* Begin Supplied data *

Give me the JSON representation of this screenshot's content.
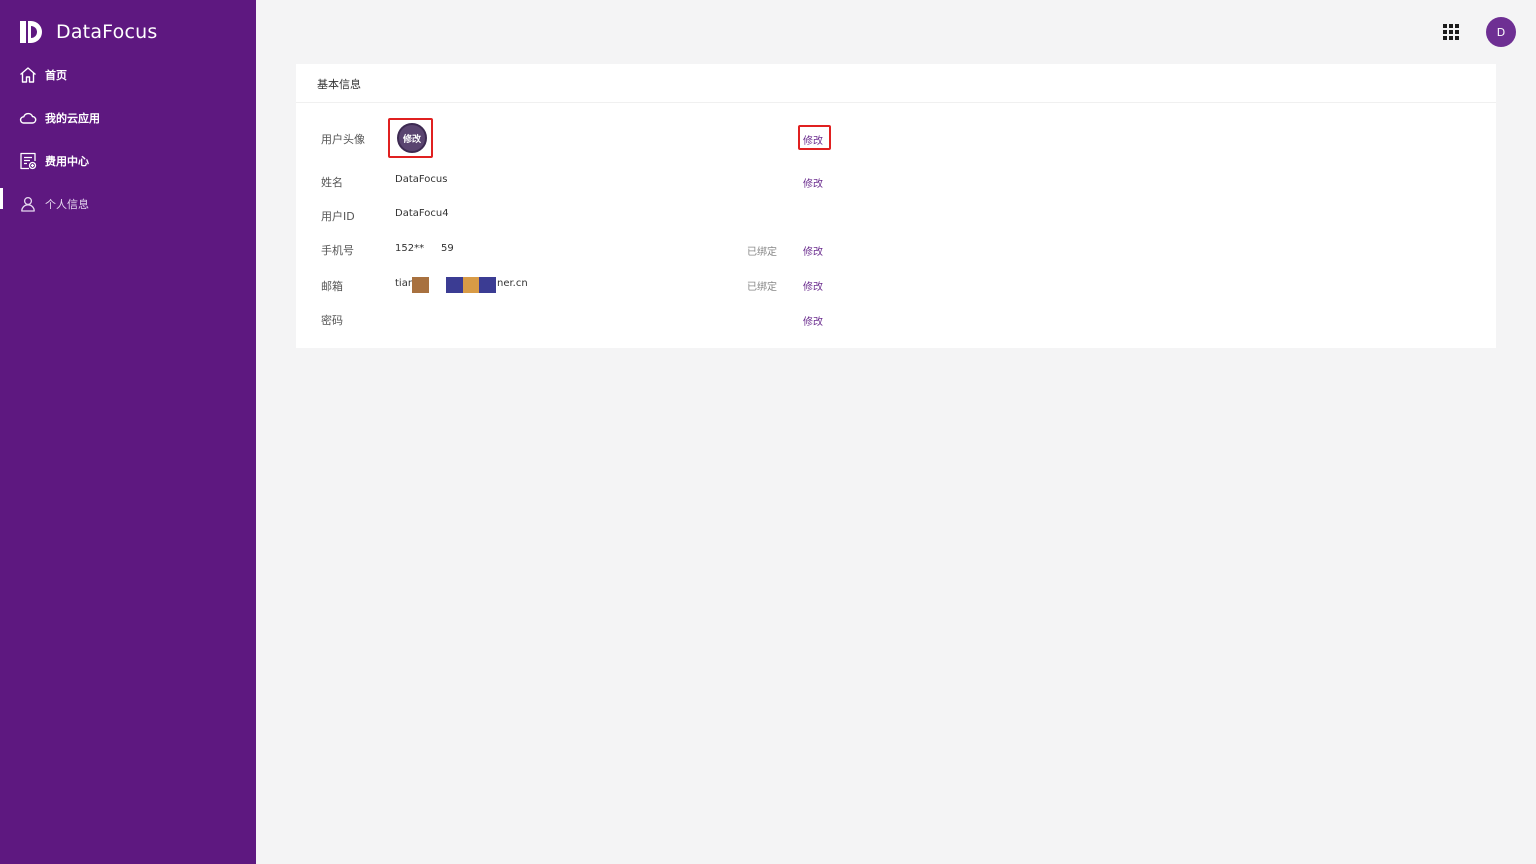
{
  "brand": {
    "name": "DataFocus"
  },
  "sidebar": {
    "items": [
      {
        "label": "首页",
        "icon": "home-icon"
      },
      {
        "label": "我的云应用",
        "icon": "cloud-icon"
      },
      {
        "label": "费用中心",
        "icon": "billing-icon"
      },
      {
        "label": "个人信息",
        "icon": "user-icon",
        "active": true
      }
    ]
  },
  "header": {
    "apps_icon": "grid-apps-icon",
    "avatar_letter": "D"
  },
  "card": {
    "title": "基本信息",
    "rows": {
      "avatar": {
        "label": "用户头像",
        "avatar_text": "修改",
        "action": "修改"
      },
      "name": {
        "label": "姓名",
        "value": "DataFocus",
        "action": "修改"
      },
      "userid": {
        "label": "用户ID",
        "value": "DataFocu4"
      },
      "phone": {
        "label": "手机号",
        "value_start": "152**",
        "value_end": "59",
        "status": "已绑定",
        "action": "修改"
      },
      "email": {
        "label": "邮箱",
        "value_start": "tian",
        "value_end": "ner.cn",
        "status": "已绑定",
        "action": "修改"
      },
      "password": {
        "label": "密码",
        "action": "修改"
      }
    }
  },
  "colors": {
    "sidebar": "#5e1880",
    "accent": "#6b2d8f",
    "highlight": "#e02020",
    "background": "#f4f4f5"
  }
}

* End Supplied data *

Task brief:
In the records above, how many lines contain the word "icon"? Give the number alone.

Written answer:
5